##### Extracted information #####

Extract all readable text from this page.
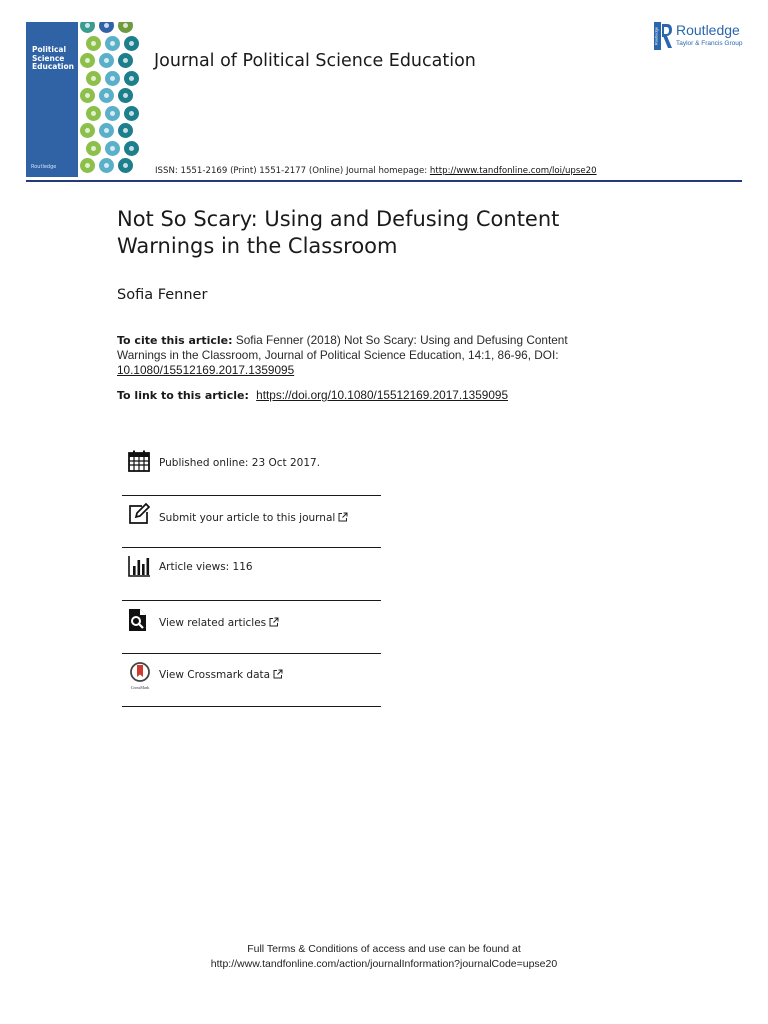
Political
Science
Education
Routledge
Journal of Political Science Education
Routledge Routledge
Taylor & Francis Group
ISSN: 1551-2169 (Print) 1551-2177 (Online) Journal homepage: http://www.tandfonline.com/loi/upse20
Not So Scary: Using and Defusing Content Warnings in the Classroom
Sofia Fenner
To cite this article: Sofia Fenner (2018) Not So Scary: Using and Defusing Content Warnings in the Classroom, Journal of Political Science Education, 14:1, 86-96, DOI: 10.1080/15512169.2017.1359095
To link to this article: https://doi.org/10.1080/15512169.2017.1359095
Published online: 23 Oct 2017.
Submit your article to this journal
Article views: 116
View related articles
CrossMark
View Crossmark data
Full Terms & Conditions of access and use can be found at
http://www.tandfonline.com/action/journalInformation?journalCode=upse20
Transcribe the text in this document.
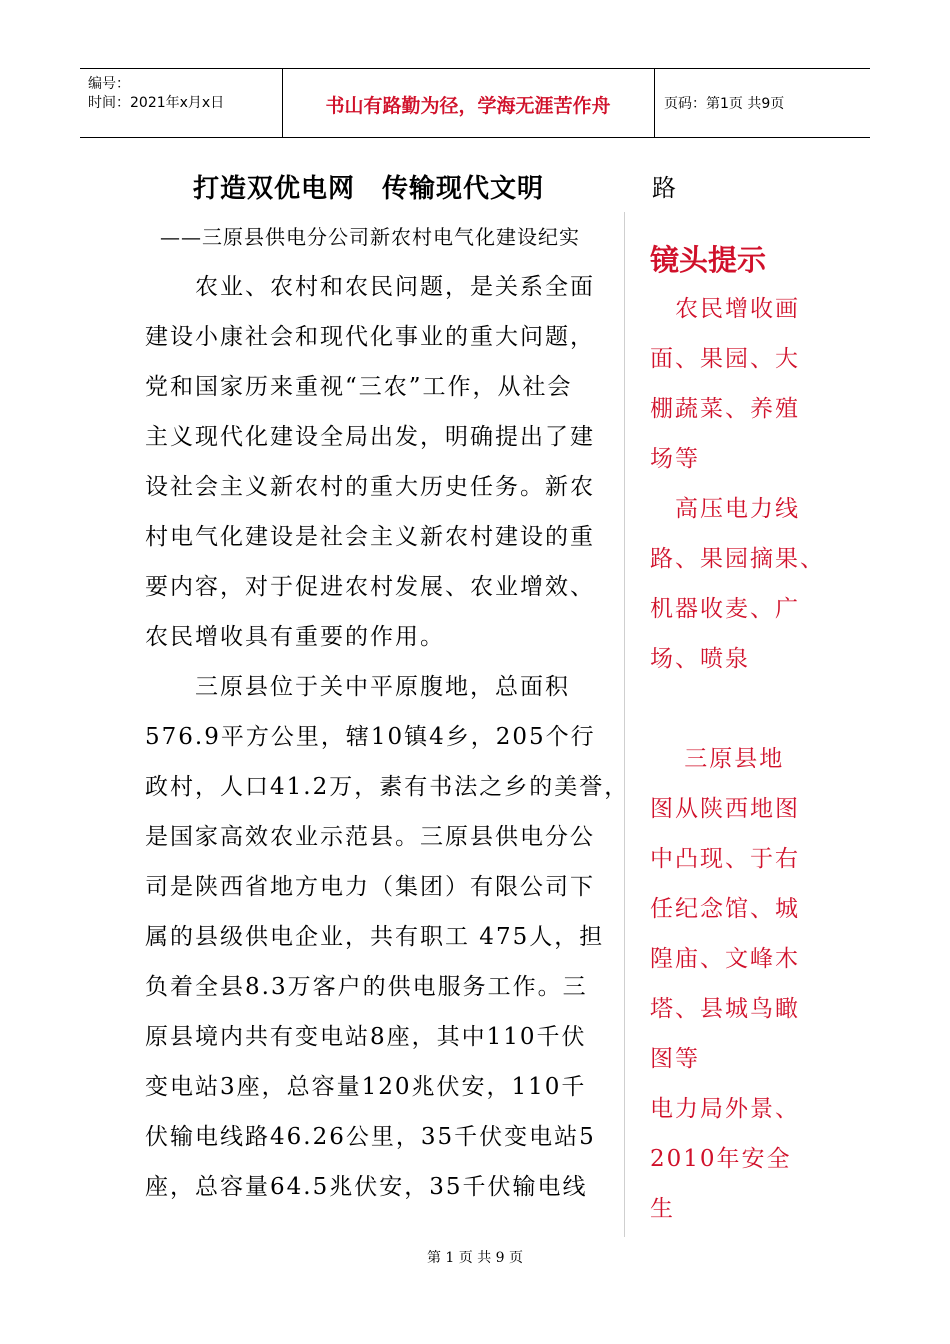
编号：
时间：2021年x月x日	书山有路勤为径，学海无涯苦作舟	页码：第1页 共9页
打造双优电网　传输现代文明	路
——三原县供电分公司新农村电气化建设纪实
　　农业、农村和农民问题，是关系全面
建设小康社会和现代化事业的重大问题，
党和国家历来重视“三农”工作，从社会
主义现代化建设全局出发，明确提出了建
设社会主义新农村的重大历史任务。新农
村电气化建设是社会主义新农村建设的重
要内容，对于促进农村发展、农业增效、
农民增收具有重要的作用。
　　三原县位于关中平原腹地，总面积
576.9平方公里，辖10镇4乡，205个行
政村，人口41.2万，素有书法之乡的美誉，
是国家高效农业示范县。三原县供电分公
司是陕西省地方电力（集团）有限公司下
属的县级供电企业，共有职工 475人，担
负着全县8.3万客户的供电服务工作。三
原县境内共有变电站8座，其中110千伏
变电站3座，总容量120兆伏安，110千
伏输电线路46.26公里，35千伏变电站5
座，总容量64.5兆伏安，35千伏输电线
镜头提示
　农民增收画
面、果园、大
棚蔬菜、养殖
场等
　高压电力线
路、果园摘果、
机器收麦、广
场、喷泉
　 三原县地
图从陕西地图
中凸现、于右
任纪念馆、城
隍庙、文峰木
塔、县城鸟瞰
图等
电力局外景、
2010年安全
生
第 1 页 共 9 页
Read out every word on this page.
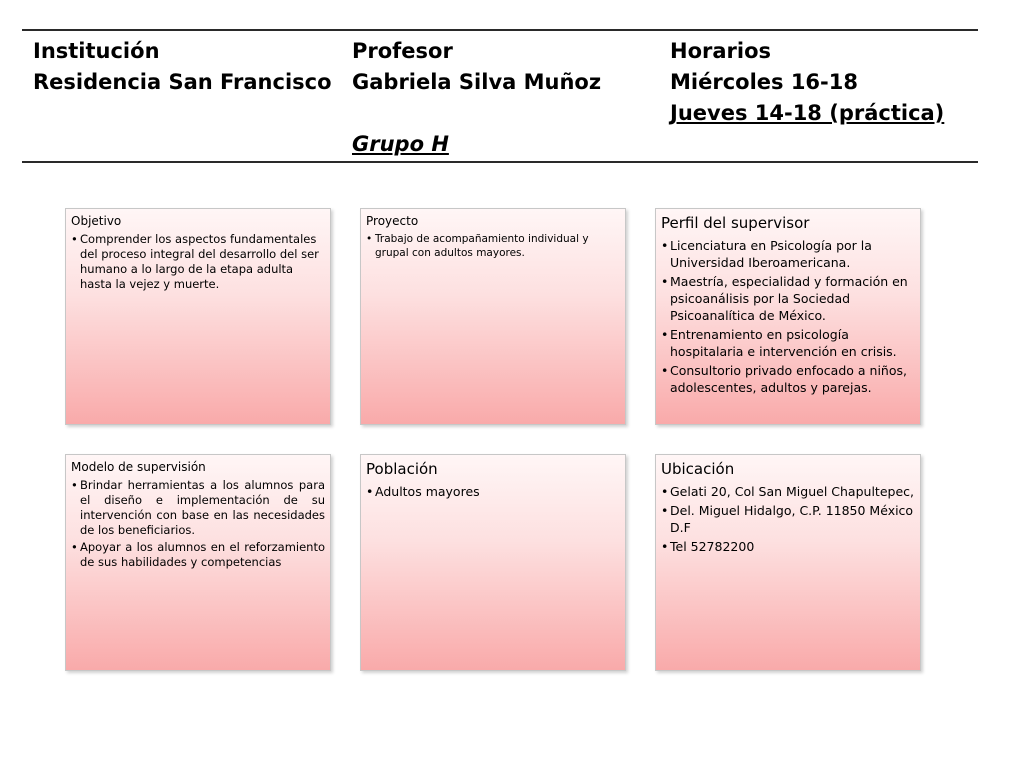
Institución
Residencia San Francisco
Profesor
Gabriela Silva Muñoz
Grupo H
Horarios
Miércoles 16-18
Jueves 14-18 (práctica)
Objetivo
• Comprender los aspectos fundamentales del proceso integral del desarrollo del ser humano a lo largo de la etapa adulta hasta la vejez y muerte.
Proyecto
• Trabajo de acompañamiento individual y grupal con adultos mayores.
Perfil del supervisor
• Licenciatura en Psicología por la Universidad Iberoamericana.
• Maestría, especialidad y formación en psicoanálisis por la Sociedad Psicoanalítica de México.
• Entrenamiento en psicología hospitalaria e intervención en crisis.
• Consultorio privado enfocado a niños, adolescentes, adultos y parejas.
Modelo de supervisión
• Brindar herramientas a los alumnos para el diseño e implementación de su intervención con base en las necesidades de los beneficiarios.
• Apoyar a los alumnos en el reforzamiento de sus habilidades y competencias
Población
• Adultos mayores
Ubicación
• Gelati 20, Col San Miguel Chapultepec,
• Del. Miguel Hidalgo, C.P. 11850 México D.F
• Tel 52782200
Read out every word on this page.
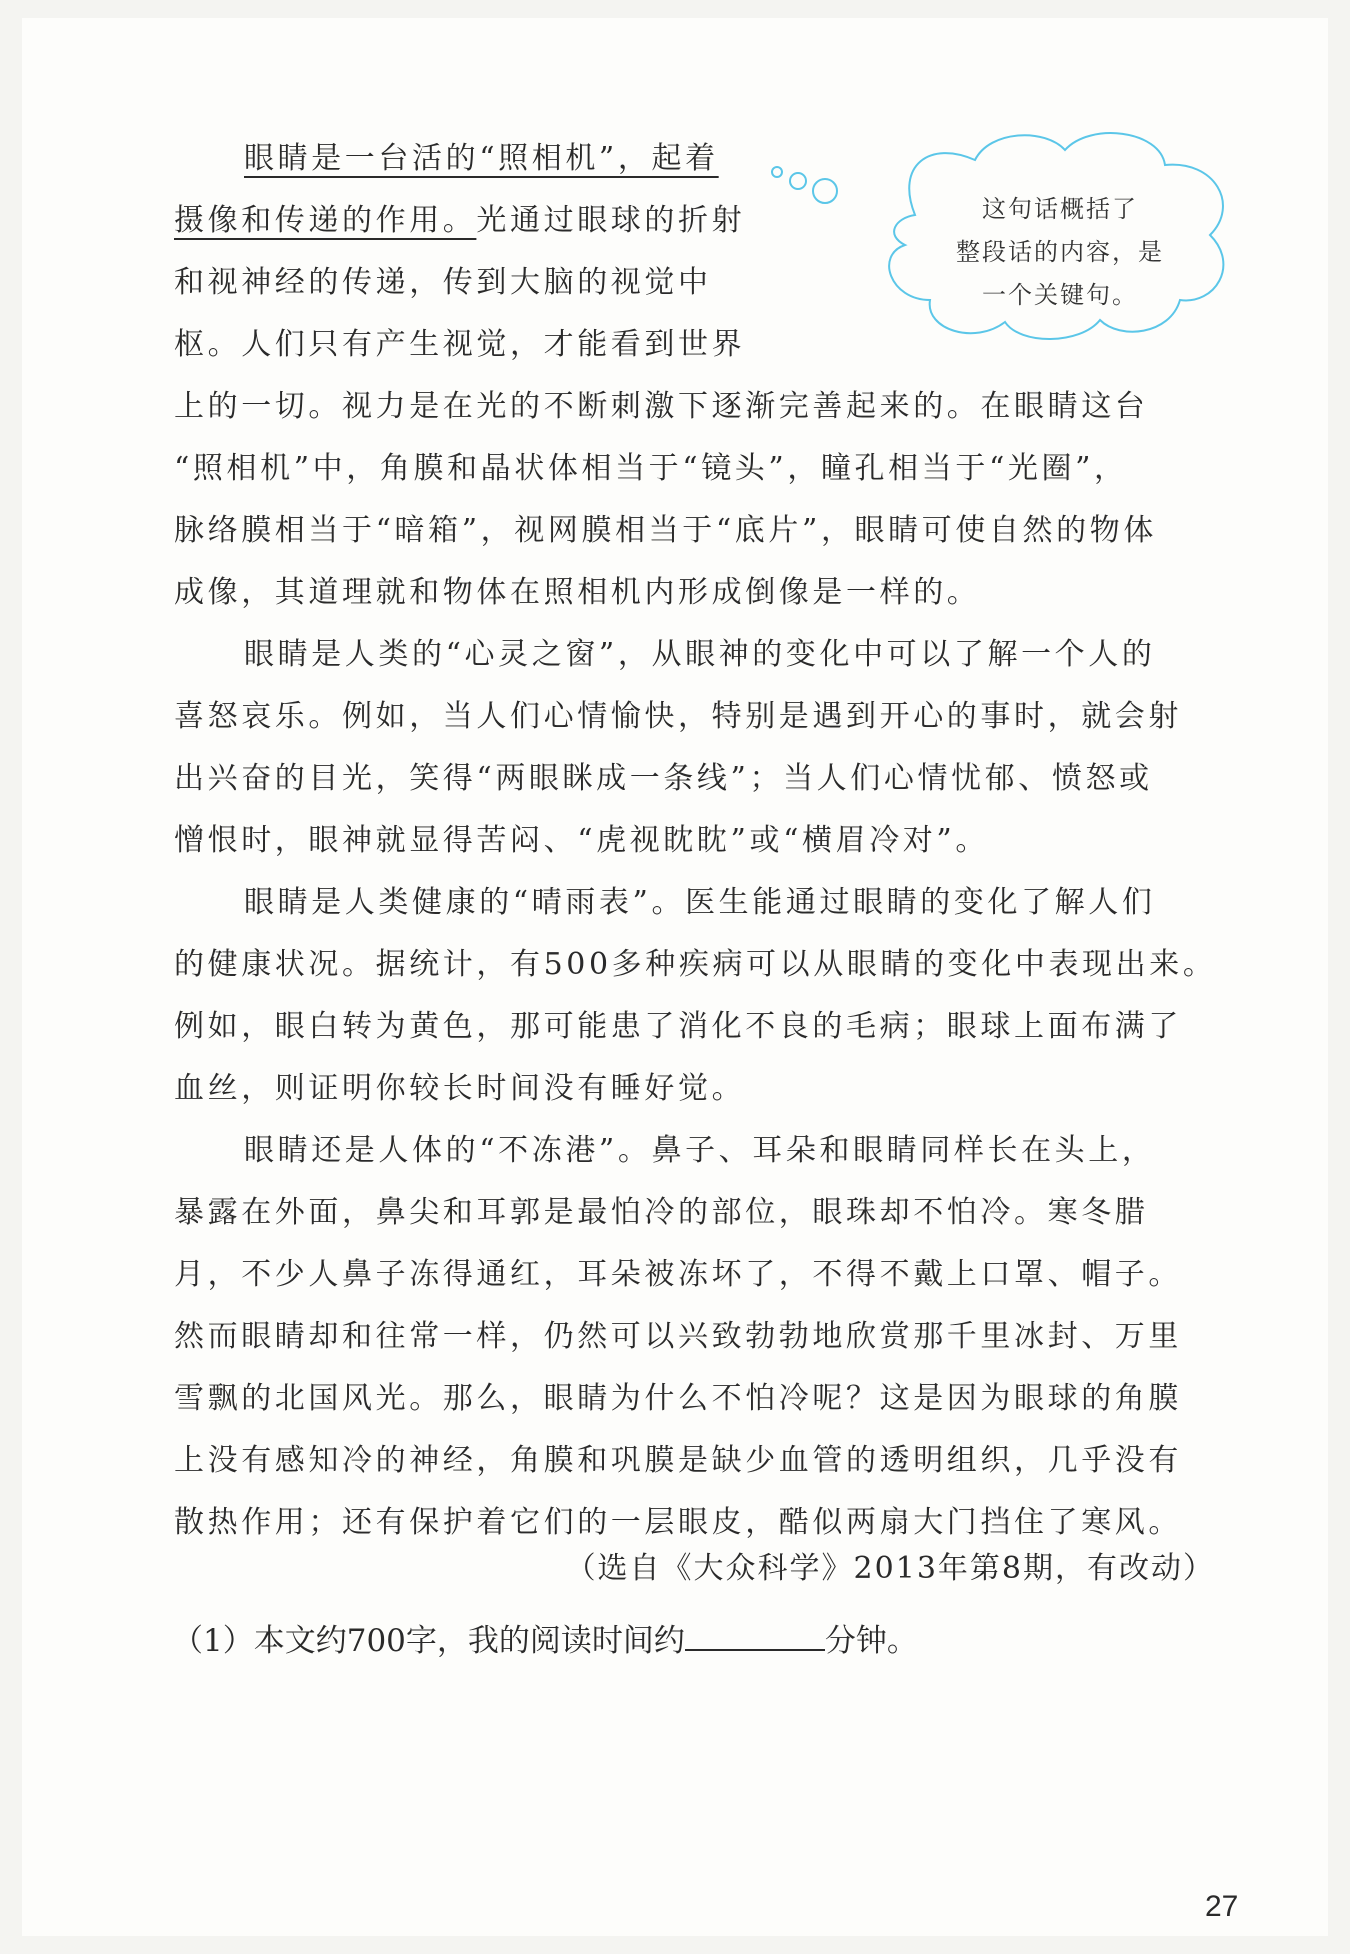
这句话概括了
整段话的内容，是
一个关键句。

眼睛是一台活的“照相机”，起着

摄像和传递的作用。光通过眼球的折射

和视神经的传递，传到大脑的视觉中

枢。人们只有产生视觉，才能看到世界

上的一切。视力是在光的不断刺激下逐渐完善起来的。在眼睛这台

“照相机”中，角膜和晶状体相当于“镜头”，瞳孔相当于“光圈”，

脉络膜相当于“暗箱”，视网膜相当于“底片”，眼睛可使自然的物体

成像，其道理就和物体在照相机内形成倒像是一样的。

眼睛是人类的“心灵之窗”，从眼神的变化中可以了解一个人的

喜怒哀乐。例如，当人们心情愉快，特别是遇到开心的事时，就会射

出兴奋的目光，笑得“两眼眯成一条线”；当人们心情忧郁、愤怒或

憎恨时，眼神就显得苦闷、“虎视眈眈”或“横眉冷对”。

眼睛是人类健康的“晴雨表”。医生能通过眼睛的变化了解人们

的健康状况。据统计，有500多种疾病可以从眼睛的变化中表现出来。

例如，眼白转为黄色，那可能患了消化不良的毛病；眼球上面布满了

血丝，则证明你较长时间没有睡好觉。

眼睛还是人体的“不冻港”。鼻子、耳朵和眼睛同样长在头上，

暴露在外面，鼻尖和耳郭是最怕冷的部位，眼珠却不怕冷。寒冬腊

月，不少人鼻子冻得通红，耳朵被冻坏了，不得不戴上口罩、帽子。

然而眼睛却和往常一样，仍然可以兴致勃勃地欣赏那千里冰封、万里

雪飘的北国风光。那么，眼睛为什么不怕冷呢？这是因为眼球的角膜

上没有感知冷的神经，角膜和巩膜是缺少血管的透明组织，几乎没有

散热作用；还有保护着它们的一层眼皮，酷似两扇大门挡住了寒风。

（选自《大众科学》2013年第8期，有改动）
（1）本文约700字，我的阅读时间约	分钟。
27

#####

-- Problem --
Copy out the listing exactly as it stands, but not the pictures.

-- Exercise response --
Extract all readable text from this page.
Political
Science
Education
Routledge
Journal of Political Science Education
Routledge Routledge
Taylor & Francis Group
ISSN: 1551-2169 (Print) 1551-2177 (Online) Journal homepage: http://www.tandfonline.com/loi/upse20
Not So Scary: Using and Defusing Content Warnings in the Classroom
Sofia Fenner
To cite this article: Sofia Fenner (2018) Not So Scary: Using and Defusing Content Warnings in the Classroom, Journal of Political Science Education, 14:1, 86-96, DOI: 10.1080/15512169.2017.1359095
To link to this article: https://doi.org/10.1080/15512169.2017.1359095
Published online: 23 Oct 2017.
Submit your article to this journal
Article views: 116
View related articles
CrossMark
View Crossmark data
Full Terms & Conditions of access and use can be found at
http://www.tandfonline.com/action/journalInformation?journalCode=upse20
Transcribe the text in this document.
编号：
时间：2021年x月x日	书山有路勤为径，学海无涯苦作舟	页码：第1页 共9页
打造双优电网　传输现代文明	路
——三原县供电分公司新农村电气化建设纪实
　　农业、农村和农民问题，是关系全面
建设小康社会和现代化事业的重大问题，
党和国家历来重视“三农”工作，从社会
主义现代化建设全局出发，明确提出了建
设社会主义新农村的重大历史任务。新农
村电气化建设是社会主义新农村建设的重
要内容，对于促进农村发展、农业增效、
农民增收具有重要的作用。
　　三原县位于关中平原腹地，总面积
576.9平方公里，辖10镇4乡，205个行
政村，人口41.2万，素有书法之乡的美誉，
是国家高效农业示范县。三原县供电分公
司是陕西省地方电力（集团）有限公司下
属的县级供电企业，共有职工 475人，担
负着全县8.3万客户的供电服务工作。三
原县境内共有变电站8座，其中110千伏
变电站3座，总容量120兆伏安，110千
伏输电线路46.26公里，35千伏变电站5
座，总容量64.5兆伏安，35千伏输电线
镜头提示
　农民增收画
面、果园、大
棚蔬菜、养殖
场等
　高压电力线
路、果园摘果、
机器收麦、广
场、喷泉
　 三原县地
图从陕西地图
中凸现、于右
任纪念馆、城
隍庙、文峰木
塔、县城鸟瞰
图等
电力局外景、
2010年安全
生
第 1 页 共 9 页
Read out every word on this page.
Institución
Residencia San Francisco
Profesor
Gabriela Silva Muñoz
Grupo H
Horarios
Miércoles 16-18
Jueves 14-18 (práctica)
Objetivo
• Comprender los aspectos fundamentales del proceso integral del desarrollo del ser humano a lo largo de la etapa adulta hasta la vejez y muerte.
Proyecto
• Trabajo de acompañamiento individual y grupal con adultos mayores.
Perfil del supervisor
• Licenciatura en Psicología por la Universidad Iberoamericana.
• Maestría, especialidad y formación en psicoanálisis por la Sociedad Psicoanalítica de México.
• Entrenamiento en psicología hospitalaria e intervención en crisis.
• Consultorio privado enfocado a niños, adolescentes, adultos y parejas.
Modelo de supervisión
• Brindar herramientas a los alumnos para el diseño e implementación de su intervención con base en las necesidades de los beneficiarios.
• Apoyar a los alumnos en el reforzamiento de sus habilidades y competencias
Población
• Adultos mayores
Ubicación
• Gelati 20, Col San Miguel Chapultepec,
• Del. Miguel Hidalgo, C.P. 11850 México D.F
• Tel 52782200
Read out every word on this page.
这句话概括了
整段话的内容，是
一个关键句。

眼睛是一台活的“照相机”，起着

摄像和传递的作用。光通过眼球的折射

和视神经的传递，传到大脑的视觉中

枢。人们只有产生视觉，才能看到世界

上的一切。视力是在光的不断刺激下逐渐完善起来的。在眼睛这台

“照相机”中，角膜和晶状体相当于“镜头”，瞳孔相当于“光圈”，

脉络膜相当于“暗箱”，视网膜相当于“底片”，眼睛可使自然的物体

成像，其道理就和物体在照相机内形成倒像是一样的。

眼睛是人类的“心灵之窗”，从眼神的变化中可以了解一个人的

喜怒哀乐。例如，当人们心情愉快，特别是遇到开心的事时，就会射

出兴奋的目光，笑得“两眼眯成一条线”；当人们心情忧郁、愤怒或

憎恨时，眼神就显得苦闷、“虎视眈眈”或“横眉冷对”。

眼睛是人类健康的“晴雨表”。医生能通过眼睛的变化了解人们

的健康状况。据统计，有500多种疾病可以从眼睛的变化中表现出来。

例如，眼白转为黄色，那可能患了消化不良的毛病；眼球上面布满了

血丝，则证明你较长时间没有睡好觉。

眼睛还是人体的“不冻港”。鼻子、耳朵和眼睛同样长在头上，

暴露在外面，鼻尖和耳郭是最怕冷的部位，眼珠却不怕冷。寒冬腊

月，不少人鼻子冻得通红，耳朵被冻坏了，不得不戴上口罩、帽子。

然而眼睛却和往常一样，仍然可以兴致勃勃地欣赏那千里冰封、万里

雪飘的北国风光。那么，眼睛为什么不怕冷呢？这是因为眼球的角膜

上没有感知冷的神经，角膜和巩膜是缺少血管的透明组织，几乎没有

散热作用；还有保护着它们的一层眼皮，酷似两扇大门挡住了寒风。

（选自《大众科学》2013年第8期，有改动）
（1）本文约700字，我的阅读时间约	分钟。
27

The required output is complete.